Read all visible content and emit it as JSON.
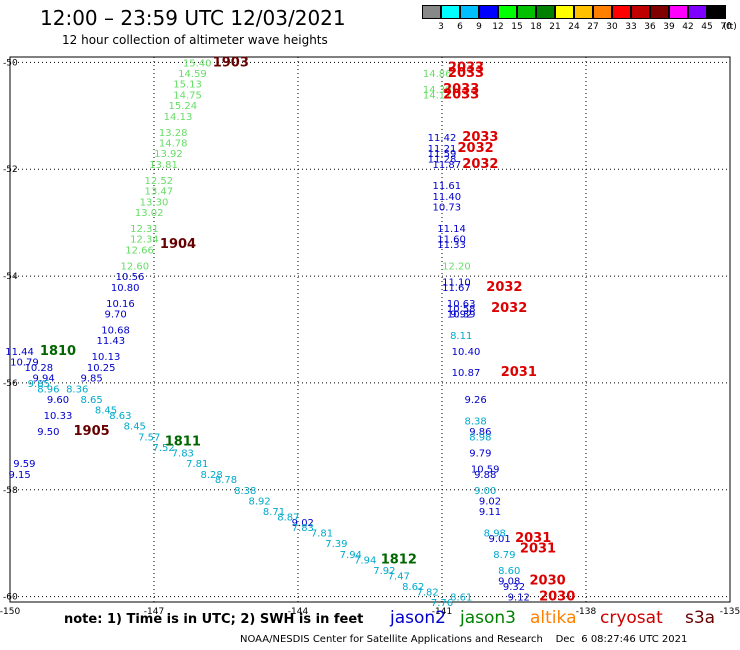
{
  "header": {
    "title": "12:00 – 23:59 UTC 12/03/2021",
    "subtitle": "12 hour collection of altimeter wave heights"
  },
  "color_scale": {
    "unit": "(ft)",
    "colors": [
      "#888888",
      "#00ffff",
      "#00bfff",
      "#0000ff",
      "#00ff00",
      "#00c000",
      "#008000",
      "#ffff00",
      "#ffc000",
      "#ff8000",
      "#ff0000",
      "#c00000",
      "#800000",
      "#ff00ff",
      "#8000ff",
      "#000000"
    ],
    "labels": [
      "3",
      "6",
      "9",
      "12",
      "15",
      "18",
      "21",
      "24",
      "27",
      "30",
      "33",
      "36",
      "39",
      "42",
      "45",
      "70"
    ]
  },
  "note": "note:  1) Time is in UTC;  2) SWH is in feet",
  "satellites": [
    {
      "name": "jason2",
      "color": "#0000cc"
    },
    {
      "name": "jason3",
      "color": "#008000"
    },
    {
      "name": "altika",
      "color": "#ff8000"
    },
    {
      "name": "cryosat",
      "color": "#cc0000"
    },
    {
      "name": "s3a",
      "color": "#660000"
    }
  ],
  "footer": "NOAA/NESDIS Center for Satellite Applications and Research    Dec  6 08:27:46 UTC 2021",
  "chart_data": {
    "type": "scatter",
    "x_axis": {
      "range": [
        -150,
        -135
      ],
      "ticks": [
        -150,
        -147,
        -144,
        -141,
        -138,
        -135
      ],
      "tick_labels": [
        "-150",
        "-147",
        "-144",
        "-141",
        "-138",
        "-135"
      ]
    },
    "y_axis": {
      "range": [
        -60.1,
        -49.9
      ],
      "ticks": [
        -50,
        -52,
        -54,
        -56,
        -58,
        -60
      ],
      "tick_labels": [
        "-50",
        "-52",
        "-54",
        "-56",
        "-58",
        "-60"
      ]
    },
    "grid": "dotted",
    "series": [
      {
        "color": "#66dd66",
        "points": [
          {
            "x": -146.1,
            "y": -50.0,
            "v": "15.40"
          },
          {
            "x": -146.2,
            "y": -50.2,
            "v": "14.59"
          },
          {
            "x": -146.3,
            "y": -50.4,
            "v": "15.13"
          },
          {
            "x": -146.3,
            "y": -50.6,
            "v": "14.75"
          },
          {
            "x": -146.4,
            "y": -50.8,
            "v": "15.24"
          },
          {
            "x": -146.5,
            "y": -51.0,
            "v": "14.13"
          },
          {
            "x": -146.6,
            "y": -51.3,
            "v": "13.28"
          },
          {
            "x": -146.6,
            "y": -51.5,
            "v": "14.78"
          },
          {
            "x": -146.7,
            "y": -51.7,
            "v": "13.92"
          },
          {
            "x": -146.8,
            "y": -51.9,
            "v": "13.81"
          },
          {
            "x": -146.9,
            "y": -52.2,
            "v": "12.52"
          },
          {
            "x": -146.9,
            "y": -52.4,
            "v": "13.47"
          },
          {
            "x": -147.0,
            "y": -52.6,
            "v": "13.30"
          },
          {
            "x": -147.1,
            "y": -52.8,
            "v": "13.02"
          },
          {
            "x": -147.2,
            "y": -53.1,
            "v": "12.31"
          },
          {
            "x": -147.2,
            "y": -53.3,
            "v": "12.34"
          },
          {
            "x": -147.3,
            "y": -53.5,
            "v": "12.66"
          },
          {
            "x": -147.4,
            "y": -53.8,
            "v": "12.60"
          },
          {
            "x": -141.1,
            "y": -50.2,
            "v": "14.86"
          },
          {
            "x": -141.1,
            "y": -50.5,
            "v": "14.30"
          },
          {
            "x": -141.1,
            "y": -50.6,
            "v": "14.17"
          },
          {
            "x": -140.7,
            "y": -53.8,
            "v": "12.20"
          }
        ]
      },
      {
        "color": "#0000cc",
        "points": [
          {
            "x": -147.5,
            "y": -54.0,
            "v": "10.56"
          },
          {
            "x": -147.6,
            "y": -54.2,
            "v": "10.80"
          },
          {
            "x": -147.7,
            "y": -54.5,
            "v": "10.16"
          },
          {
            "x": -147.8,
            "y": -54.7,
            "v": "9.70"
          },
          {
            "x": -147.8,
            "y": -55.0,
            "v": "10.68"
          },
          {
            "x": -147.9,
            "y": -55.2,
            "v": "11.43"
          },
          {
            "x": -148.0,
            "y": -55.5,
            "v": "10.13"
          },
          {
            "x": -148.1,
            "y": -55.7,
            "v": "10.25"
          },
          {
            "x": -148.3,
            "y": -55.9,
            "v": "9.85"
          },
          {
            "x": -149.8,
            "y": -55.4,
            "v": "11.44"
          },
          {
            "x": -149.7,
            "y": -55.6,
            "v": "10.79"
          },
          {
            "x": -149.4,
            "y": -55.7,
            "v": "10.28"
          },
          {
            "x": -149.3,
            "y": -55.9,
            "v": "9.94"
          },
          {
            "x": -149.0,
            "y": -56.3,
            "v": "9.60"
          },
          {
            "x": -149.0,
            "y": -56.6,
            "v": "10.33"
          },
          {
            "x": -149.2,
            "y": -56.9,
            "v": "9.50"
          },
          {
            "x": -149.7,
            "y": -57.5,
            "v": "9.59"
          },
          {
            "x": -149.8,
            "y": -57.7,
            "v": "9.15"
          },
          {
            "x": -141.0,
            "y": -51.4,
            "v": "11.42"
          },
          {
            "x": -141.0,
            "y": -51.6,
            "v": "11.21"
          },
          {
            "x": -141.0,
            "y": -51.7,
            "v": "11.59"
          },
          {
            "x": -141.0,
            "y": -51.8,
            "v": "11.28"
          },
          {
            "x": -140.9,
            "y": -51.9,
            "v": "11.87"
          },
          {
            "x": -140.9,
            "y": -52.3,
            "v": "11.61"
          },
          {
            "x": -140.9,
            "y": -52.5,
            "v": "11.40"
          },
          {
            "x": -140.9,
            "y": -52.7,
            "v": "10.73"
          },
          {
            "x": -140.8,
            "y": -53.1,
            "v": "11.14"
          },
          {
            "x": -140.8,
            "y": -53.3,
            "v": "11.60"
          },
          {
            "x": -140.8,
            "y": -53.4,
            "v": "11.33"
          },
          {
            "x": -140.7,
            "y": -54.1,
            "v": "11.10"
          },
          {
            "x": -140.7,
            "y": -54.2,
            "v": "11.67"
          },
          {
            "x": -140.6,
            "y": -54.5,
            "v": "10.63"
          },
          {
            "x": -140.6,
            "y": -54.6,
            "v": "10.58"
          },
          {
            "x": -140.6,
            "y": -54.7,
            "v": "10.39"
          },
          {
            "x": -140.6,
            "y": -54.7,
            "v": "9.92"
          },
          {
            "x": -140.5,
            "y": -55.4,
            "v": "10.40"
          },
          {
            "x": -140.5,
            "y": -55.8,
            "v": "10.87"
          },
          {
            "x": -140.3,
            "y": -56.3,
            "v": "9.26"
          },
          {
            "x": -140.2,
            "y": -56.9,
            "v": "9.86"
          },
          {
            "x": -140.2,
            "y": -57.3,
            "v": "9.79"
          },
          {
            "x": -140.1,
            "y": -57.6,
            "v": "10.59"
          },
          {
            "x": -140.1,
            "y": -57.7,
            "v": "9.88"
          },
          {
            "x": -140.0,
            "y": -58.2,
            "v": "9.02"
          },
          {
            "x": -140.0,
            "y": -58.4,
            "v": "9.11"
          },
          {
            "x": -139.8,
            "y": -58.9,
            "v": "9.01"
          },
          {
            "x": -139.6,
            "y": -59.7,
            "v": "9.08"
          },
          {
            "x": -139.5,
            "y": -59.8,
            "v": "9.32"
          },
          {
            "x": -139.4,
            "y": -60.0,
            "v": "9.12"
          },
          {
            "x": -143.9,
            "y": -58.6,
            "v": "9.02"
          }
        ]
      },
      {
        "color": "#00aacc",
        "points": [
          {
            "x": -149.4,
            "y": -56.0,
            "v": "9.85"
          },
          {
            "x": -149.2,
            "y": -56.1,
            "v": "8.96"
          },
          {
            "x": -148.6,
            "y": -56.1,
            "v": "8.36"
          },
          {
            "x": -148.3,
            "y": -56.3,
            "v": "8.65"
          },
          {
            "x": -148.0,
            "y": -56.5,
            "v": "8.45"
          },
          {
            "x": -147.7,
            "y": -56.6,
            "v": "8.63"
          },
          {
            "x": -147.4,
            "y": -56.8,
            "v": "8.45"
          },
          {
            "x": -147.1,
            "y": -57.0,
            "v": "7.57"
          },
          {
            "x": -146.8,
            "y": -57.2,
            "v": "7.52"
          },
          {
            "x": -146.4,
            "y": -57.3,
            "v": "7.83"
          },
          {
            "x": -146.1,
            "y": -57.5,
            "v": "7.81"
          },
          {
            "x": -145.8,
            "y": -57.7,
            "v": "8.28"
          },
          {
            "x": -145.5,
            "y": -57.8,
            "v": "8.78"
          },
          {
            "x": -145.1,
            "y": -58.0,
            "v": "8.38"
          },
          {
            "x": -144.8,
            "y": -58.2,
            "v": "8.92"
          },
          {
            "x": -144.5,
            "y": -58.4,
            "v": "8.71"
          },
          {
            "x": -144.2,
            "y": -58.5,
            "v": "8.87"
          },
          {
            "x": -143.9,
            "y": -58.7,
            "v": "7.83"
          },
          {
            "x": -143.5,
            "y": -58.8,
            "v": "7.81"
          },
          {
            "x": -143.2,
            "y": -59.0,
            "v": "7.39"
          },
          {
            "x": -142.9,
            "y": -59.2,
            "v": "7.94"
          },
          {
            "x": -142.6,
            "y": -59.3,
            "v": "7.94"
          },
          {
            "x": -142.2,
            "y": -59.5,
            "v": "7.92"
          },
          {
            "x": -141.9,
            "y": -59.6,
            "v": "7.47"
          },
          {
            "x": -141.6,
            "y": -59.8,
            "v": "8.62"
          },
          {
            "x": -141.3,
            "y": -59.9,
            "v": "7.82"
          },
          {
            "x": -141.0,
            "y": -60.1,
            "v": "7.76"
          },
          {
            "x": -140.6,
            "y": -60.0,
            "v": "8.61"
          },
          {
            "x": -140.6,
            "y": -55.1,
            "v": "8.11"
          },
          {
            "x": -140.3,
            "y": -56.7,
            "v": "8.38"
          },
          {
            "x": -140.2,
            "y": -57.0,
            "v": "8.98"
          },
          {
            "x": -140.1,
            "y": -58.0,
            "v": "9.00"
          },
          {
            "x": -139.9,
            "y": -58.8,
            "v": "8.98"
          },
          {
            "x": -139.7,
            "y": -59.2,
            "v": "8.79"
          },
          {
            "x": -139.6,
            "y": -59.5,
            "v": "8.60"
          }
        ]
      },
      {
        "color": "#006600",
        "points": [
          {
            "x": -149.0,
            "y": -55.4,
            "v": "1810"
          },
          {
            "x": -146.4,
            "y": -57.1,
            "v": "1811"
          },
          {
            "x": -141.9,
            "y": -59.3,
            "v": "1812"
          }
        ]
      },
      {
        "color": "#660000",
        "points": [
          {
            "x": -145.4,
            "y": -50.0,
            "v": "1903"
          },
          {
            "x": -146.5,
            "y": -53.4,
            "v": "1904"
          },
          {
            "x": -148.3,
            "y": -56.9,
            "v": "1905"
          }
        ]
      },
      {
        "color": "#dd0000",
        "points": [
          {
            "x": -140.5,
            "y": -50.1,
            "v": "2033"
          },
          {
            "x": -140.5,
            "y": -50.2,
            "v": "2033"
          },
          {
            "x": -140.6,
            "y": -50.5,
            "v": "2033"
          },
          {
            "x": -140.6,
            "y": -50.6,
            "v": "2033"
          },
          {
            "x": -140.2,
            "y": -51.4,
            "v": "2033"
          },
          {
            "x": -140.3,
            "y": -51.6,
            "v": "2032"
          },
          {
            "x": -140.2,
            "y": -51.9,
            "v": "2032"
          },
          {
            "x": -139.7,
            "y": -54.2,
            "v": "2032"
          },
          {
            "x": -139.6,
            "y": -54.6,
            "v": "2032"
          },
          {
            "x": -139.4,
            "y": -55.8,
            "v": "2031"
          },
          {
            "x": -139.1,
            "y": -58.9,
            "v": "2031"
          },
          {
            "x": -139.0,
            "y": -59.1,
            "v": "2031"
          },
          {
            "x": -138.8,
            "y": -59.7,
            "v": "2030"
          },
          {
            "x": -138.6,
            "y": -60.0,
            "v": "2030"
          }
        ]
      }
    ]
  }
}
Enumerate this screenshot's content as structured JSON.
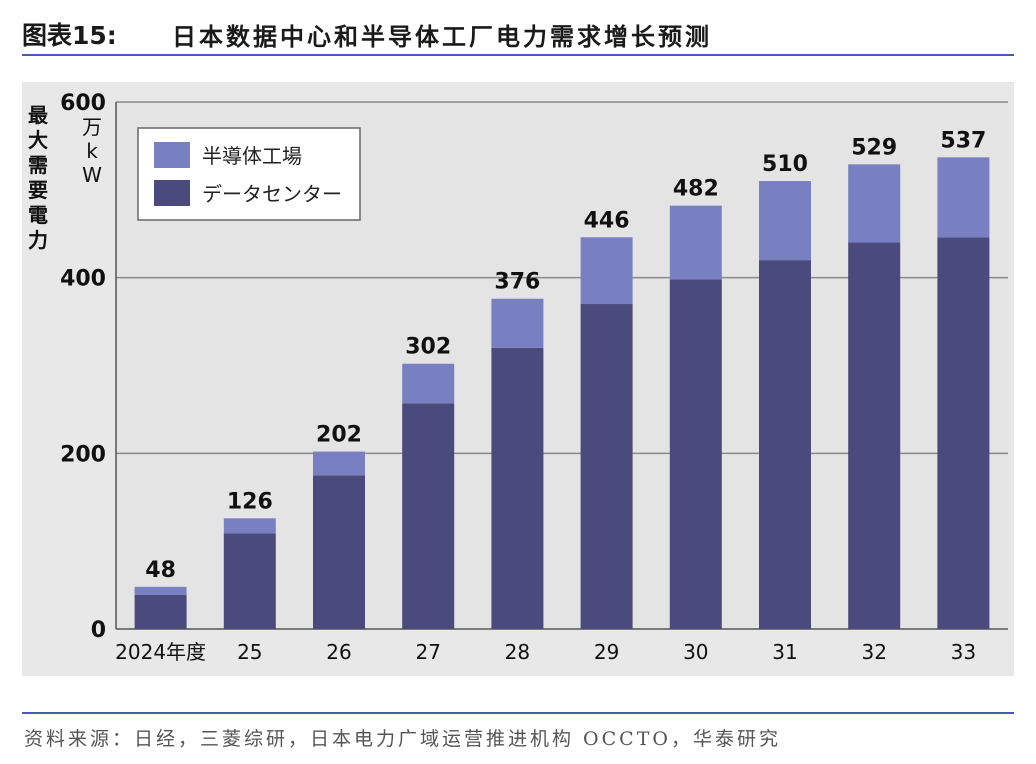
{
  "header": {
    "figure_label": "图表15:",
    "title": "日本数据中心和半导体工厂电力需求增长预测"
  },
  "source": {
    "text": "资料来源：日经，三菱综研，日本电力广域运营推进机构 OCCTO，华泰研究"
  },
  "chart_data": {
    "type": "bar",
    "stacked": true,
    "title": "日本数据中心和半导体工厂电力需求增长预测",
    "ylabel": "最大需要電力",
    "unit_chars": [
      "万",
      "k",
      "W"
    ],
    "xlabel": "",
    "categories": [
      "2024年度",
      "25",
      "26",
      "27",
      "28",
      "29",
      "30",
      "31",
      "32",
      "33"
    ],
    "ylim": [
      0,
      600
    ],
    "yticks": [
      0,
      200,
      400,
      600
    ],
    "grid": true,
    "legend_position": "top-left",
    "series": [
      {
        "name": "データセンター",
        "color": "#4a4a7c",
        "values": [
          39,
          109,
          175,
          257,
          320,
          370,
          398,
          420,
          440,
          446
        ]
      },
      {
        "name": "半導体工場",
        "color": "#7880c1",
        "values": [
          9,
          17,
          27,
          45,
          56,
          76,
          84,
          90,
          89,
          91
        ]
      }
    ],
    "totals": [
      48,
      126,
      202,
      302,
      376,
      446,
      482,
      510,
      529,
      537
    ]
  }
}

> **What is required**
Emit an exact copy of the lines from the line bearing "Enumerate this screenshot's" through the last line above, inclusive, and leave the images out.

> **The result**
Enumerate this screenshot's content as structured JSON.
{
  "header": {
    "figure_label": "图表15:",
    "title": "日本数据中心和半导体工厂电力需求增长预测"
  },
  "source": {
    "text": "资料来源：日经，三菱综研，日本电力广域运营推进机构 OCCTO，华泰研究"
  },
  "chart_data": {
    "type": "bar",
    "stacked": true,
    "title": "日本数据中心和半导体工厂电力需求增长预测",
    "ylabel": "最大需要電力",
    "unit_chars": [
      "万",
      "k",
      "W"
    ],
    "xlabel": "",
    "categories": [
      "2024年度",
      "25",
      "26",
      "27",
      "28",
      "29",
      "30",
      "31",
      "32",
      "33"
    ],
    "ylim": [
      0,
      600
    ],
    "yticks": [
      0,
      200,
      400,
      600
    ],
    "grid": true,
    "legend_position": "top-left",
    "series": [
      {
        "name": "データセンター",
        "color": "#4a4a7c",
        "values": [
          39,
          109,
          175,
          257,
          320,
          370,
          398,
          420,
          440,
          446
        ]
      },
      {
        "name": "半導体工場",
        "color": "#7880c1",
        "values": [
          9,
          17,
          27,
          45,
          56,
          76,
          84,
          90,
          89,
          91
        ]
      }
    ],
    "totals": [
      48,
      126,
      202,
      302,
      376,
      446,
      482,
      510,
      529,
      537
    ]
  }
}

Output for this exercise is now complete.